=== MATERIAL PROVIDED ===
----------------------------------------
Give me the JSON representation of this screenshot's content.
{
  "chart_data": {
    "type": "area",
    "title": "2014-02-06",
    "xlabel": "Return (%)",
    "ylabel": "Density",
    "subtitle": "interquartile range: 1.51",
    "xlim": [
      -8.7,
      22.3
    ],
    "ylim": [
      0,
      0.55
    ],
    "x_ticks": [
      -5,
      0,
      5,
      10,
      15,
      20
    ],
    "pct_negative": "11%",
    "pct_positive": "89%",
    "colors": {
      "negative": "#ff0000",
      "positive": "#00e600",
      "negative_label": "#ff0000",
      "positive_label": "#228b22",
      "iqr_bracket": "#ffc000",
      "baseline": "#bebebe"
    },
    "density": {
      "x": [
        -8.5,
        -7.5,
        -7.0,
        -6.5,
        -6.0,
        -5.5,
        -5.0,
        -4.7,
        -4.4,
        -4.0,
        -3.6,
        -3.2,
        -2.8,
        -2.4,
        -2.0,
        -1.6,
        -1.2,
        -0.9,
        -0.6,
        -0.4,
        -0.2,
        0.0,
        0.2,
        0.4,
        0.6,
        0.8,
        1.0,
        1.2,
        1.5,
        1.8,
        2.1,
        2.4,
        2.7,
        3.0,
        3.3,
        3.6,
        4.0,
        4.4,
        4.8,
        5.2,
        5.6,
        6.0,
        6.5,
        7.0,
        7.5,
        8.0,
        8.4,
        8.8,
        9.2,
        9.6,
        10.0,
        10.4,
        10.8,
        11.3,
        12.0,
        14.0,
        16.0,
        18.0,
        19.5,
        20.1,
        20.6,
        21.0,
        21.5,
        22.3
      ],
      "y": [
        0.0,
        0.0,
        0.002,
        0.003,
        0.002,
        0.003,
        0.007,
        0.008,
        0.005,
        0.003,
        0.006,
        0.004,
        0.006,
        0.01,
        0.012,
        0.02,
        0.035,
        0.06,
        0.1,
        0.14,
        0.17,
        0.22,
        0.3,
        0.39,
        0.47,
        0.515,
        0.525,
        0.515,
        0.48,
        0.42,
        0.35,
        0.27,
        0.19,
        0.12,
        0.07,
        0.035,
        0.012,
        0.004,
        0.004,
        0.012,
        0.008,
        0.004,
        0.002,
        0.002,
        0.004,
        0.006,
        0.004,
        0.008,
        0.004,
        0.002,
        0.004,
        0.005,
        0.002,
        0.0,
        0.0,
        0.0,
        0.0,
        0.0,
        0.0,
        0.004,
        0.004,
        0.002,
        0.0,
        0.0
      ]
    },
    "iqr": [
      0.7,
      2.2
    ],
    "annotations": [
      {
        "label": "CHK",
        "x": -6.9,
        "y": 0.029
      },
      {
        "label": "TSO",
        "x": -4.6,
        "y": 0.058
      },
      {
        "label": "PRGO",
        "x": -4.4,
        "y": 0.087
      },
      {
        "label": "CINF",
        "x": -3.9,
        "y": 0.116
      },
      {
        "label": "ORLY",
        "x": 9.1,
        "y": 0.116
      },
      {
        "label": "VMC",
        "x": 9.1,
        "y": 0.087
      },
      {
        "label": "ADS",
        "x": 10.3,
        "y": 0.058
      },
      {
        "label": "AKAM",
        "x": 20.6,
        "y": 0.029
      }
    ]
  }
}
----------------------------------------
=== WORK TO BE COMPLETED ===
Give an exact repetition of all the material.

=== RESULT OF THE EXERCISE ===
Give me the JSON representation of this screenshot's content.
{
  "chart_data": {
    "type": "area",
    "title": "2014-02-06",
    "xlabel": "Return (%)",
    "ylabel": "Density",
    "subtitle": "interquartile range: 1.51",
    "xlim": [
      -8.7,
      22.3
    ],
    "ylim": [
      0,
      0.55
    ],
    "x_ticks": [
      -5,
      0,
      5,
      10,
      15,
      20
    ],
    "pct_negative": "11%",
    "pct_positive": "89%",
    "colors": {
      "negative": "#ff0000",
      "positive": "#00e600",
      "negative_label": "#ff0000",
      "positive_label": "#228b22",
      "iqr_bracket": "#ffc000",
      "baseline": "#bebebe"
    },
    "density": {
      "x": [
        -8.5,
        -7.5,
        -7.0,
        -6.5,
        -6.0,
        -5.5,
        -5.0,
        -4.7,
        -4.4,
        -4.0,
        -3.6,
        -3.2,
        -2.8,
        -2.4,
        -2.0,
        -1.6,
        -1.2,
        -0.9,
        -0.6,
        -0.4,
        -0.2,
        0.0,
        0.2,
        0.4,
        0.6,
        0.8,
        1.0,
        1.2,
        1.5,
        1.8,
        2.1,
        2.4,
        2.7,
        3.0,
        3.3,
        3.6,
        4.0,
        4.4,
        4.8,
        5.2,
        5.6,
        6.0,
        6.5,
        7.0,
        7.5,
        8.0,
        8.4,
        8.8,
        9.2,
        9.6,
        10.0,
        10.4,
        10.8,
        11.3,
        12.0,
        14.0,
        16.0,
        18.0,
        19.5,
        20.1,
        20.6,
        21.0,
        21.5,
        22.3
      ],
      "y": [
        0.0,
        0.0,
        0.002,
        0.003,
        0.002,
        0.003,
        0.007,
        0.008,
        0.005,
        0.003,
        0.006,
        0.004,
        0.006,
        0.01,
        0.012,
        0.02,
        0.035,
        0.06,
        0.1,
        0.14,
        0.17,
        0.22,
        0.3,
        0.39,
        0.47,
        0.515,
        0.525,
        0.515,
        0.48,
        0.42,
        0.35,
        0.27,
        0.19,
        0.12,
        0.07,
        0.035,
        0.012,
        0.004,
        0.004,
        0.012,
        0.008,
        0.004,
        0.002,
        0.002,
        0.004,
        0.006,
        0.004,
        0.008,
        0.004,
        0.002,
        0.004,
        0.005,
        0.002,
        0.0,
        0.0,
        0.0,
        0.0,
        0.0,
        0.0,
        0.004,
        0.004,
        0.002,
        0.0,
        0.0
      ]
    },
    "iqr": [
      0.7,
      2.2
    ],
    "annotations": [
      {
        "label": "CHK",
        "x": -6.9,
        "y": 0.029
      },
      {
        "label": "TSO",
        "x": -4.6,
        "y": 0.058
      },
      {
        "label": "PRGO",
        "x": -4.4,
        "y": 0.087
      },
      {
        "label": "CINF",
        "x": -3.9,
        "y": 0.116
      },
      {
        "label": "ORLY",
        "x": 9.1,
        "y": 0.116
      },
      {
        "label": "VMC",
        "x": 9.1,
        "y": 0.087
      },
      {
        "label": "ADS",
        "x": 10.3,
        "y": 0.058
      },
      {
        "label": "AKAM",
        "x": 20.6,
        "y": 0.029
      }
    ]
  }
}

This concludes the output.